*ENTRIES PROVIDED:*
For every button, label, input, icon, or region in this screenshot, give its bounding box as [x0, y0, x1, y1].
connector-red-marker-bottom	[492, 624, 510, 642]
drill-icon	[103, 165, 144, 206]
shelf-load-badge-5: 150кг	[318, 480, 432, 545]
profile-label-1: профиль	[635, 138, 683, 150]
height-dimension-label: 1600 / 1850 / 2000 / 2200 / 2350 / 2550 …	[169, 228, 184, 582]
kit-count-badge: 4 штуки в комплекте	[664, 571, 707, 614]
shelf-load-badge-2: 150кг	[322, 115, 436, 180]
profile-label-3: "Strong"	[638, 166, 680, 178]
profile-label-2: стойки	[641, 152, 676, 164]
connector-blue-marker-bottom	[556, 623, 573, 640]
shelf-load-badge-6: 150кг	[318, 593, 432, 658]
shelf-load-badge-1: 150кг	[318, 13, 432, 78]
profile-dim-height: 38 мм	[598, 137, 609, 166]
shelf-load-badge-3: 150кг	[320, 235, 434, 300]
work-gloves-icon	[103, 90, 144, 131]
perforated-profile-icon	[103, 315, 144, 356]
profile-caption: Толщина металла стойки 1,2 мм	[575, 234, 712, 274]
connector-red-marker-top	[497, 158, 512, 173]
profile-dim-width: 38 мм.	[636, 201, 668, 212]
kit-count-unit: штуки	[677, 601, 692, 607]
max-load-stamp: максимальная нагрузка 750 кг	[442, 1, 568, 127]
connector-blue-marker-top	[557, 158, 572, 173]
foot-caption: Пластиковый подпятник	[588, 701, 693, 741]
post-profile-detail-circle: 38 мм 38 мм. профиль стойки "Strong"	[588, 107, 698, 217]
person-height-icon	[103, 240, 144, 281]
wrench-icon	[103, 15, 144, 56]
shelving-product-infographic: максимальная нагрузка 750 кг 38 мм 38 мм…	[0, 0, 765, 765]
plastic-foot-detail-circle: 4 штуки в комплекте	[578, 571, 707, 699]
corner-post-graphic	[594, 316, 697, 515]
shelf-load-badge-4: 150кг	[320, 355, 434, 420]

*WHAT YOU WILL DO:*
Rename "shelf-load-badge" to "shelf-capacity-badge" throughout the entries above, and reproduce every line with nothing else changed.

*TASK RESULT:*
For every button, label, input, icon, or region in this screenshot, give its bounding box as [x0, y0, x1, y1].
connector-red-marker-bottom	[492, 624, 510, 642]
drill-icon	[103, 165, 144, 206]
shelf-capacity-badge-5: 150кг	[318, 480, 432, 545]
profile-label-1: профиль	[635, 138, 683, 150]
height-dimension-label: 1600 / 1850 / 2000 / 2200 / 2350 / 2550 …	[169, 228, 184, 582]
kit-count-badge: 4 штуки в комплекте	[664, 571, 707, 614]
shelf-capacity-badge-2: 150кг	[322, 115, 436, 180]
profile-label-3: "Strong"	[638, 166, 680, 178]
profile-label-2: стойки	[641, 152, 676, 164]
connector-blue-marker-bottom	[556, 623, 573, 640]
shelf-capacity-badge-6: 150кг	[318, 593, 432, 658]
shelf-capacity-badge-1: 150кг	[318, 13, 432, 78]
profile-dim-height: 38 мм	[598, 137, 609, 166]
shelf-capacity-badge-3: 150кг	[320, 235, 434, 300]
work-gloves-icon	[103, 90, 144, 131]
perforated-profile-icon	[103, 315, 144, 356]
profile-caption: Толщина металла стойки 1,2 мм	[575, 234, 712, 274]
connector-red-marker-top	[497, 158, 512, 173]
profile-dim-width: 38 мм.	[636, 201, 668, 212]
kit-count-unit: штуки	[677, 601, 692, 607]
max-load-stamp: максимальная нагрузка 750 кг	[442, 1, 568, 127]
connector-blue-marker-top	[557, 158, 572, 173]
foot-caption: Пластиковый подпятник	[588, 701, 693, 741]
post-profile-detail-circle: 38 мм 38 мм. профиль стойки "Strong"	[588, 107, 698, 217]
person-height-icon	[103, 240, 144, 281]
wrench-icon	[103, 15, 144, 56]
shelving-product-infographic: максимальная нагрузка 750 кг 38 мм 38 мм…	[0, 0, 765, 765]
plastic-foot-detail-circle: 4 штуки в комплекте	[578, 571, 707, 699]
corner-post-graphic	[594, 316, 697, 515]
shelf-capacity-badge-4: 150кг	[320, 355, 434, 420]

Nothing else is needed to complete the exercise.